__Your goal__
Copy the listing from its first line through the line that contains "secondary-axis-tick-label: -15.00% bbox=[944, 429, 989, 443]", swapping "line-point-label" for "data-point-label" wherever it occurs and leaving all else unchanged.

__The data__
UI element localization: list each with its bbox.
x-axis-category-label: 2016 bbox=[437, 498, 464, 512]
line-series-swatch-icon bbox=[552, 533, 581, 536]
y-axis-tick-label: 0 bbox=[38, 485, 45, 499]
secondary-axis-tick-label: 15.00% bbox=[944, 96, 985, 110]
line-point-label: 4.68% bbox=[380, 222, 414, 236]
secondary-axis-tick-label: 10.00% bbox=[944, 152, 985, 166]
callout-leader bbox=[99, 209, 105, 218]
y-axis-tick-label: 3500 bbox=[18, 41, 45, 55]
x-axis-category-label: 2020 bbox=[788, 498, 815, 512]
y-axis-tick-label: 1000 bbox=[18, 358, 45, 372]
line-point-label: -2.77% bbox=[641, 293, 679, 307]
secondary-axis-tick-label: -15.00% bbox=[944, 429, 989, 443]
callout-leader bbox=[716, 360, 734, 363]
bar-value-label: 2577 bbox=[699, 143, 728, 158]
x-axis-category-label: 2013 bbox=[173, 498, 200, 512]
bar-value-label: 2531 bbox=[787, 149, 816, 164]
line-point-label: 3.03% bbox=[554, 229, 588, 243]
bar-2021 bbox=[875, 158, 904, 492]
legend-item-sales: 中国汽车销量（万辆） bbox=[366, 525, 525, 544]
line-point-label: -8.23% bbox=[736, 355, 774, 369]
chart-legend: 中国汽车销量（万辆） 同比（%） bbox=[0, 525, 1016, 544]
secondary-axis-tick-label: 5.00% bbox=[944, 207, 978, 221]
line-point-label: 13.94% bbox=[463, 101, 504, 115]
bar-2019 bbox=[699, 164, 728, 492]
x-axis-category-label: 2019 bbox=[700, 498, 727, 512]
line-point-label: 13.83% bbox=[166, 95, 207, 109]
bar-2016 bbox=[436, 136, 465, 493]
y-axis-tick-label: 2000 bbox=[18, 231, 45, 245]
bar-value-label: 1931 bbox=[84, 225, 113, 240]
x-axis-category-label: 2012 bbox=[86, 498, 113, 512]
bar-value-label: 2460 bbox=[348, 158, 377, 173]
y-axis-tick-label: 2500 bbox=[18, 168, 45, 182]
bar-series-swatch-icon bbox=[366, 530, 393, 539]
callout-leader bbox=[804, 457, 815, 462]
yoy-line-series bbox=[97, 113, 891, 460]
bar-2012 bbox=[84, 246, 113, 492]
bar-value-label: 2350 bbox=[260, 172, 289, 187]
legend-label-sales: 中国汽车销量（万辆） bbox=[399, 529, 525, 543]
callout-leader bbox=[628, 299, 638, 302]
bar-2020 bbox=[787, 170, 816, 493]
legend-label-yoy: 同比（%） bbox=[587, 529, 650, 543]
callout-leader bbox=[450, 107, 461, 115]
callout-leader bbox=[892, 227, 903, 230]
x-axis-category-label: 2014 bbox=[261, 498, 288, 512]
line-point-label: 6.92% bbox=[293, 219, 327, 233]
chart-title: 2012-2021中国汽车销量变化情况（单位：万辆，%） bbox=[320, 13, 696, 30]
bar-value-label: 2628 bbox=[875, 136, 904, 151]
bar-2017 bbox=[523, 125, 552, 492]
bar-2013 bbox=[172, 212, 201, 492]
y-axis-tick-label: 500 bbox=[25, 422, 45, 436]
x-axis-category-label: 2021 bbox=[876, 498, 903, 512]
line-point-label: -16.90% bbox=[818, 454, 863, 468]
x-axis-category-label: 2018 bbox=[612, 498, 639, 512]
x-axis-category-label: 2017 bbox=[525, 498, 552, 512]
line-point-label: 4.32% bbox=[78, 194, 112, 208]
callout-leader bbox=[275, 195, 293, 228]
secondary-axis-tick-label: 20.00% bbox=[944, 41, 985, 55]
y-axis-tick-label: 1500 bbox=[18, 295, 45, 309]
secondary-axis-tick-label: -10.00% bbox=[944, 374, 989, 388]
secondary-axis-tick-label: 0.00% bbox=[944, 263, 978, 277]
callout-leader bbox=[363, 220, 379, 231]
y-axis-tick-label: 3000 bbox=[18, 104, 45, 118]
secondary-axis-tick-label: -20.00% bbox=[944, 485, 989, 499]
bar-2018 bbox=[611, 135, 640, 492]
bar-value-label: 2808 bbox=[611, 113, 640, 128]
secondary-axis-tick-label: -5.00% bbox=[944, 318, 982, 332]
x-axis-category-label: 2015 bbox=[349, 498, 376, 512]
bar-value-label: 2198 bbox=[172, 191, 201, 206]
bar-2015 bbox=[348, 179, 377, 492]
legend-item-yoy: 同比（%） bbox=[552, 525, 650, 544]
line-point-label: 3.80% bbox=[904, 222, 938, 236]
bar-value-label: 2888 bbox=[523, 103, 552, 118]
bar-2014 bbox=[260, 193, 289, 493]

__Answer below__
UI element localization: list each with its bbox.
x-axis-category-label: 2016 bbox=[437, 498, 464, 512]
line-series-swatch-icon bbox=[552, 533, 581, 536]
y-axis-tick-label: 0 bbox=[38, 485, 45, 499]
secondary-axis-tick-label: 15.00% bbox=[944, 96, 985, 110]
data-point-label: 4.68% bbox=[380, 222, 414, 236]
secondary-axis-tick-label: 10.00% bbox=[944, 152, 985, 166]
callout-leader bbox=[99, 209, 105, 218]
y-axis-tick-label: 3500 bbox=[18, 41, 45, 55]
x-axis-category-label: 2020 bbox=[788, 498, 815, 512]
y-axis-tick-label: 1000 bbox=[18, 358, 45, 372]
data-point-label: -2.77% bbox=[641, 293, 679, 307]
secondary-axis-tick-label: -15.00% bbox=[944, 429, 989, 443]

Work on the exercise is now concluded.